## Task
Copy every line of the records below that holds the word "travail".

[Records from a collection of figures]
■ ■ ■ ■

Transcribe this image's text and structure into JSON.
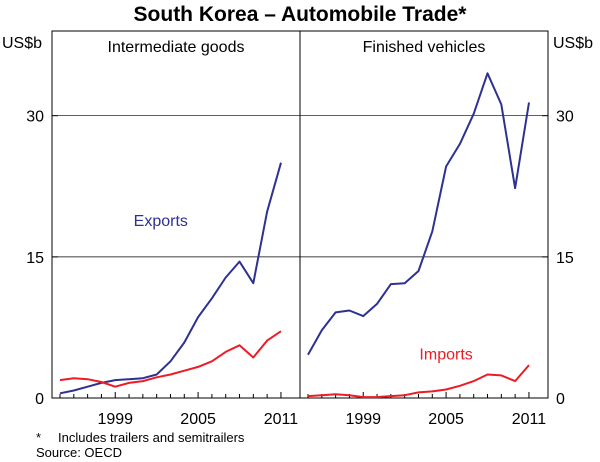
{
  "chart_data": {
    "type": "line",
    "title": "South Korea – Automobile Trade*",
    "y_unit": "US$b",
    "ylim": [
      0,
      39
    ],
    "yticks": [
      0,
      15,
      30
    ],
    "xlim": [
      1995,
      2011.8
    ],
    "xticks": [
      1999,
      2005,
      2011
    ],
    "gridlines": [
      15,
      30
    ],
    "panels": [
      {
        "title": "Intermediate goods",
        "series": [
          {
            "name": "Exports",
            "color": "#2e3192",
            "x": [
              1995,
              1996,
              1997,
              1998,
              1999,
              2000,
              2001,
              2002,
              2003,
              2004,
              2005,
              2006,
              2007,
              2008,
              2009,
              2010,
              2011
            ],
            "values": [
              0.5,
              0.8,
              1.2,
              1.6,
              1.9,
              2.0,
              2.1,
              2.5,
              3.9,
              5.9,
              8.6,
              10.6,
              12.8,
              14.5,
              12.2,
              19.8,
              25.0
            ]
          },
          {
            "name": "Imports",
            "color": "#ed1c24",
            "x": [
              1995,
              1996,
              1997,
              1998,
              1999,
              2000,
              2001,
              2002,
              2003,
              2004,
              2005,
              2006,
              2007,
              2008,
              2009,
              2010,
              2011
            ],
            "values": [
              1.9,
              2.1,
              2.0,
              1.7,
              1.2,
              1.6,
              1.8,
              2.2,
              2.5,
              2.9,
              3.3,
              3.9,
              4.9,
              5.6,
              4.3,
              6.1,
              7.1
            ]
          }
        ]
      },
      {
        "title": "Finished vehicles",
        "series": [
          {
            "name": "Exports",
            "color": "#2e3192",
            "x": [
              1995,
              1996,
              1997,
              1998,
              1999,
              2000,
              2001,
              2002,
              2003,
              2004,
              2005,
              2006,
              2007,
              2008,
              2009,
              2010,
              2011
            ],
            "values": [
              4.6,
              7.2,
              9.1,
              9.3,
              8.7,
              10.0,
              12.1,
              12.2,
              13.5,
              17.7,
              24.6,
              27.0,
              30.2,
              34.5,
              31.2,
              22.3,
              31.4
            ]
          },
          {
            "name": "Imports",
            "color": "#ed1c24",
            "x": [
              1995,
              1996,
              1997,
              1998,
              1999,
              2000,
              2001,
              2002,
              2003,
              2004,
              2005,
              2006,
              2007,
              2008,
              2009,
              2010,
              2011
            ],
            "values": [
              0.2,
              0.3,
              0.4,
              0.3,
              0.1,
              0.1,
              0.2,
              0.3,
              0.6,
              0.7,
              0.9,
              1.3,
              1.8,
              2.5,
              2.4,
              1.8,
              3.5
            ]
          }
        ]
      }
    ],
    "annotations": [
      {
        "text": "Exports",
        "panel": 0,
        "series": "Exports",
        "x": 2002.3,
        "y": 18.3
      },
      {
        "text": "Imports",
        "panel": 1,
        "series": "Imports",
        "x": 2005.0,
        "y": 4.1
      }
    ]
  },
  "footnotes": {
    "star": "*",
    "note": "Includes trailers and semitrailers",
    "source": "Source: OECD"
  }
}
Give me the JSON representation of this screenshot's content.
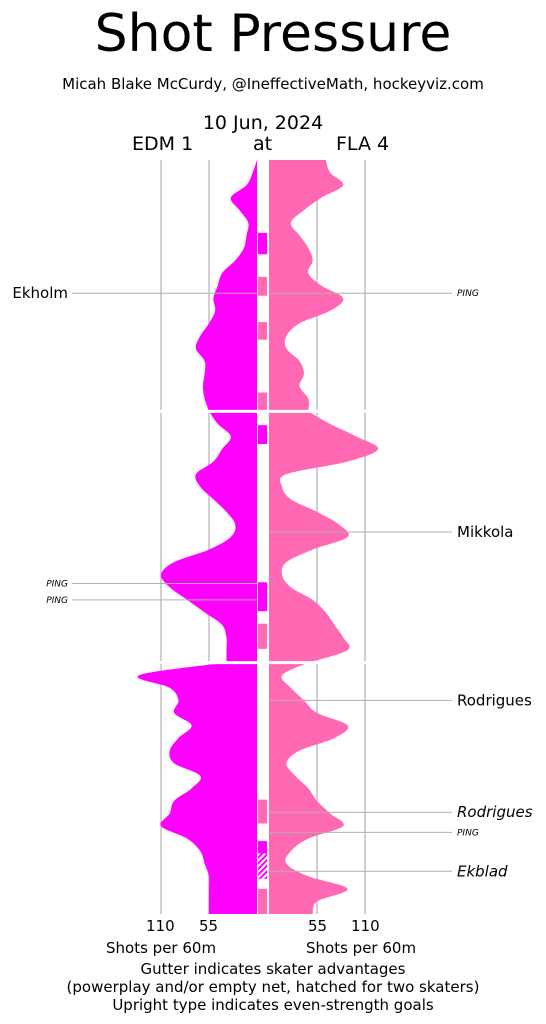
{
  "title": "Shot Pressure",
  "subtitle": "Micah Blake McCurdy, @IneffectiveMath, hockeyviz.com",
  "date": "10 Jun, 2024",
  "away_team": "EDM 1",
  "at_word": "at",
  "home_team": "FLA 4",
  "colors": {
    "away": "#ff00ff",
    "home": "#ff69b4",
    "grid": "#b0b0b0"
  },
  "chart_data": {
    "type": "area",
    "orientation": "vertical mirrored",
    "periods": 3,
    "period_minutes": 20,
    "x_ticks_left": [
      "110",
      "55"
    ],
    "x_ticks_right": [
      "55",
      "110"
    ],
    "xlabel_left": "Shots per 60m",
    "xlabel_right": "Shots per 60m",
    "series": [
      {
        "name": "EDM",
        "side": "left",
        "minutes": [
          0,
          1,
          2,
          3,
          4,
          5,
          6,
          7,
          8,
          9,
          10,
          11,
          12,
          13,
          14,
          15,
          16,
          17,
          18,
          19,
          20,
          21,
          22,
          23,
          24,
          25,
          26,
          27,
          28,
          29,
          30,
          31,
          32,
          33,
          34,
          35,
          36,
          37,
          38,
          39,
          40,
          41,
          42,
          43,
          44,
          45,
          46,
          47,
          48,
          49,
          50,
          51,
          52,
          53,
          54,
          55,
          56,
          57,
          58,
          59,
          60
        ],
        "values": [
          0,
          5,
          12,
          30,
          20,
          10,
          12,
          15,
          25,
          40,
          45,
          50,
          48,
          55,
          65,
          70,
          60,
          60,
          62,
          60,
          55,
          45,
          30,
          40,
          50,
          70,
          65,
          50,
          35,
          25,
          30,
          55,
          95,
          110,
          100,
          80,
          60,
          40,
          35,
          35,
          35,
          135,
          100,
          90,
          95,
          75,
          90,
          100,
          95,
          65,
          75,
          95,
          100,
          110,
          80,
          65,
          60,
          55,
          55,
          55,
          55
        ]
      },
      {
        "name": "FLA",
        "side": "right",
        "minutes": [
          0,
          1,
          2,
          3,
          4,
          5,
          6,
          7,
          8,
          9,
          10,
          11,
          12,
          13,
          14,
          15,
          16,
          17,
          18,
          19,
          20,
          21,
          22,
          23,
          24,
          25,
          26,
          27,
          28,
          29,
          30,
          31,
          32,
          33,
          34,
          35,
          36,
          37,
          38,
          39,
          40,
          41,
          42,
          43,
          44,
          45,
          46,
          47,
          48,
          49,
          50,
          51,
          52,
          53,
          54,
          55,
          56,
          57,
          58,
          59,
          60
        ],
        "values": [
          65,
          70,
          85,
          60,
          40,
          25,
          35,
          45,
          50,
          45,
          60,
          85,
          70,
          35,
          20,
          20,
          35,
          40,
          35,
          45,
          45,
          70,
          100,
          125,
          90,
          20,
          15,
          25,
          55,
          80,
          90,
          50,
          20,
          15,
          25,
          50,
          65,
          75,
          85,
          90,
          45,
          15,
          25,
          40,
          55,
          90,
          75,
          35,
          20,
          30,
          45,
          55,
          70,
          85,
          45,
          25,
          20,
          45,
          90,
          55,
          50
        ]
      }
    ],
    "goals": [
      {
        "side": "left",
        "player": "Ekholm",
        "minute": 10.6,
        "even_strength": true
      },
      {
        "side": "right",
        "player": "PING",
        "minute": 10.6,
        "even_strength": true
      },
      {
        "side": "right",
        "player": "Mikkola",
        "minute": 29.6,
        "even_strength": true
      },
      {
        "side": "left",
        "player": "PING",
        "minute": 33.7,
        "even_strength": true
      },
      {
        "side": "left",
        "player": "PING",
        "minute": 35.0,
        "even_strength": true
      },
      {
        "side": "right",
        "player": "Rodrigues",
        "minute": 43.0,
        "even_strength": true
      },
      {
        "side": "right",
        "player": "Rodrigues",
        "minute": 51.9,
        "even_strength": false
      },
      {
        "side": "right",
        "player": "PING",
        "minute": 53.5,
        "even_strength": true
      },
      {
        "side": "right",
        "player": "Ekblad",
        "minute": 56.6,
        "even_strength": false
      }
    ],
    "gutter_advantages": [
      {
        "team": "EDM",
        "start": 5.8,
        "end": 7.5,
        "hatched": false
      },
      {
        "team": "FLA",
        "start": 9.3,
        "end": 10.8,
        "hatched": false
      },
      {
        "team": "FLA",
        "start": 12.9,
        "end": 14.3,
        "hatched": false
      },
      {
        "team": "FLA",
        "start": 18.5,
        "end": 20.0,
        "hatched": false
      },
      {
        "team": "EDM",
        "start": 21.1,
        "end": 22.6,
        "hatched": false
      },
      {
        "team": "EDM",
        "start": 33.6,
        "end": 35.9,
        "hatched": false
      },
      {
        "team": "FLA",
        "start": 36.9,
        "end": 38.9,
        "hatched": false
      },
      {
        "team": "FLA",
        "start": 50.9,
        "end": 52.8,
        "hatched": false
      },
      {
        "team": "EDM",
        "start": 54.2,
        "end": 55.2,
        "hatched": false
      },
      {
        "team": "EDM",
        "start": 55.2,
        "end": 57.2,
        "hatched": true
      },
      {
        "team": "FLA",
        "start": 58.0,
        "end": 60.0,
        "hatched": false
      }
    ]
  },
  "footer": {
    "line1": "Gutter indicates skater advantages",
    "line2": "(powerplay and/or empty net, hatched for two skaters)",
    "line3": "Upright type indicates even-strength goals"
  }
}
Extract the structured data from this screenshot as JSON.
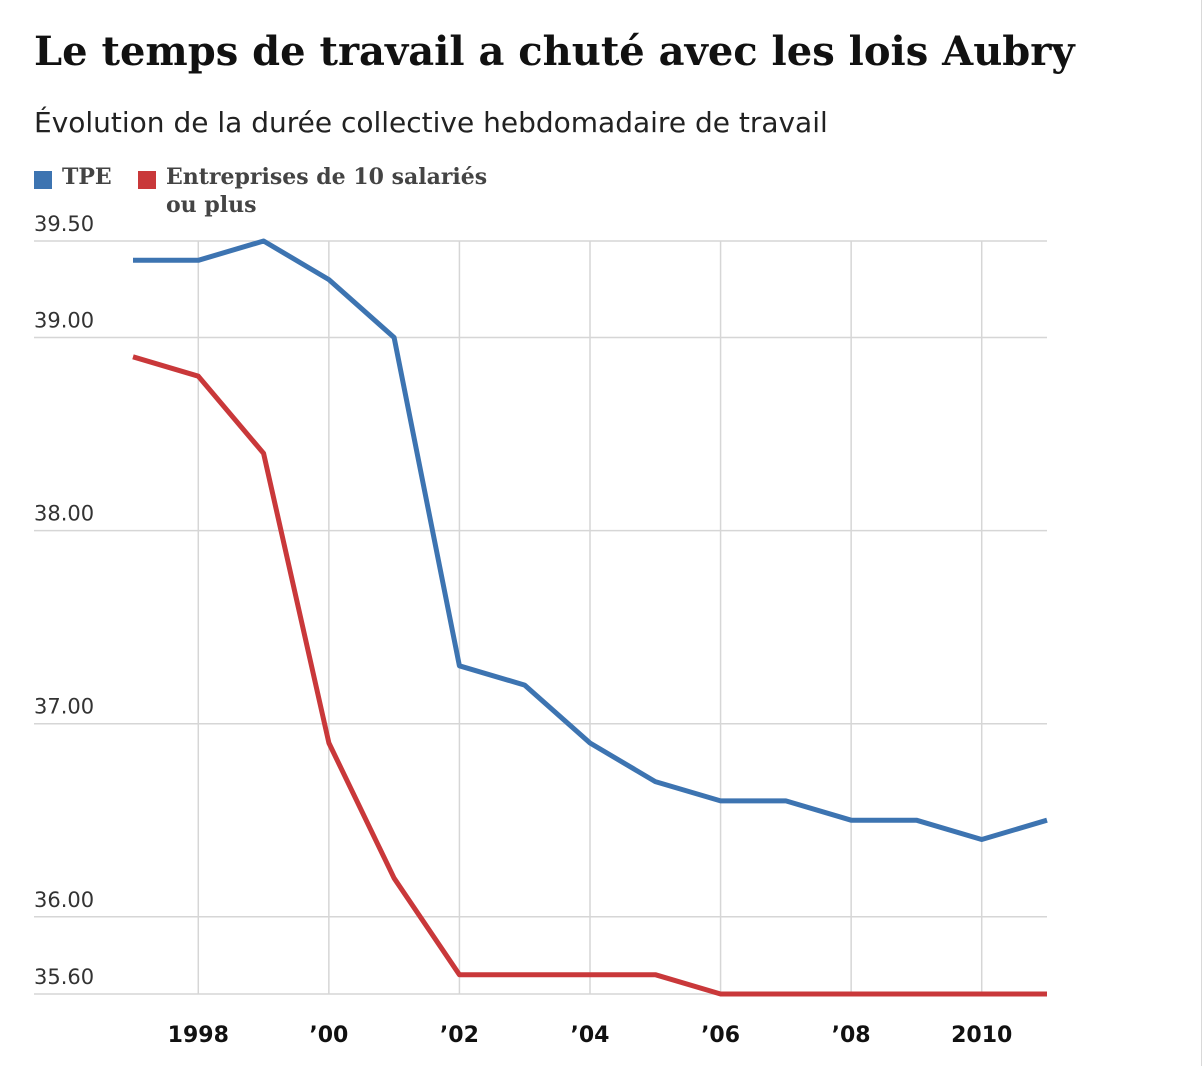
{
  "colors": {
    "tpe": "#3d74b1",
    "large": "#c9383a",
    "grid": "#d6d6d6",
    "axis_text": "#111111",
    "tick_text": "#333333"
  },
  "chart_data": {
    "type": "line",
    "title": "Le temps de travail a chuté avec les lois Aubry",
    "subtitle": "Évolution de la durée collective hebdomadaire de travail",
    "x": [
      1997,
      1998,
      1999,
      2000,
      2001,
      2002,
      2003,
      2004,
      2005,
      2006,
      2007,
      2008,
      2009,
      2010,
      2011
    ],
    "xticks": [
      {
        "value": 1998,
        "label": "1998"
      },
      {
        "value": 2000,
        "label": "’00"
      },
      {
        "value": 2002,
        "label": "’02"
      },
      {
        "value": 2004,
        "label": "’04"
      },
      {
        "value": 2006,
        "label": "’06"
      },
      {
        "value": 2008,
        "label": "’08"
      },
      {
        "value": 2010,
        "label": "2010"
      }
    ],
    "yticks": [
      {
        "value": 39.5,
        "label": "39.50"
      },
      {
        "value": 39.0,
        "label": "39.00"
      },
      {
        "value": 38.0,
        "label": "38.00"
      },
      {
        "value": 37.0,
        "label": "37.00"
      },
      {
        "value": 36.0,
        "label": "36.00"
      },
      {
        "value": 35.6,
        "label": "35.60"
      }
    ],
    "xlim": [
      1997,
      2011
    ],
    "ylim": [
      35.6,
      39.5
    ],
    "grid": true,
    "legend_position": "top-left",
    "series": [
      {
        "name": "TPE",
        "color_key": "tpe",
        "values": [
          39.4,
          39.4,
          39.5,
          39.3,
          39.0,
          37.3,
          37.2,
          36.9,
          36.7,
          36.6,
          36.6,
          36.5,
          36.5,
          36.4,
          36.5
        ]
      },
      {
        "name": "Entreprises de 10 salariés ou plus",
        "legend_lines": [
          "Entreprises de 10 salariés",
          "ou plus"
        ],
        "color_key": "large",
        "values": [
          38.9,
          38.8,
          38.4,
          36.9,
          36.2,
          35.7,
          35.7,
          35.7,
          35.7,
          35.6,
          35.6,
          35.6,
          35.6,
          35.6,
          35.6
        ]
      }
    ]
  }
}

■ ■ ■ ■

## Answer for the task
    "title": "Le temps de travail a chuté avec les lois Aubry",
    "subtitle": "Évolution de la durée collective hebdomadaire de travail",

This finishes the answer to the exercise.